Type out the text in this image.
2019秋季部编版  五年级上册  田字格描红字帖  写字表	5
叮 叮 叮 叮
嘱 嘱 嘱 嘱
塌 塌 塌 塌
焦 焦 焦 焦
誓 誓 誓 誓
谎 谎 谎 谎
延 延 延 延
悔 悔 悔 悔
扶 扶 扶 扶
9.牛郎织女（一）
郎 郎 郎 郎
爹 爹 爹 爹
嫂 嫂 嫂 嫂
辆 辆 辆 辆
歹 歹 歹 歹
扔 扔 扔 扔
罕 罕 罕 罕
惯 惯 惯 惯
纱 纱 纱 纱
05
☆ ☆ ☆
* [To do] Print out every entry, keeping each one exact.

* [Task result]
Type out the text in this image.
2019秋季部编版  五年级上册  田字格描红字帖  写字表	5
叮 叮 叮 叮
嘱 嘱 嘱 嘱
塌 塌 塌 塌
焦 焦 焦 焦
誓 誓 誓 誓
谎 谎 谎 谎
延 延 延 延
悔 悔 悔 悔
扶 扶 扶 扶
9.牛郎织女（一）
郎 郎 郎 郎
爹 爹 爹 爹
嫂 嫂 嫂 嫂
辆 辆 辆 辆
歹 歹 歹 歹
扔 扔 扔 扔
罕 罕 罕 罕
惯 惯 惯 惯
纱 纱 纱 纱
05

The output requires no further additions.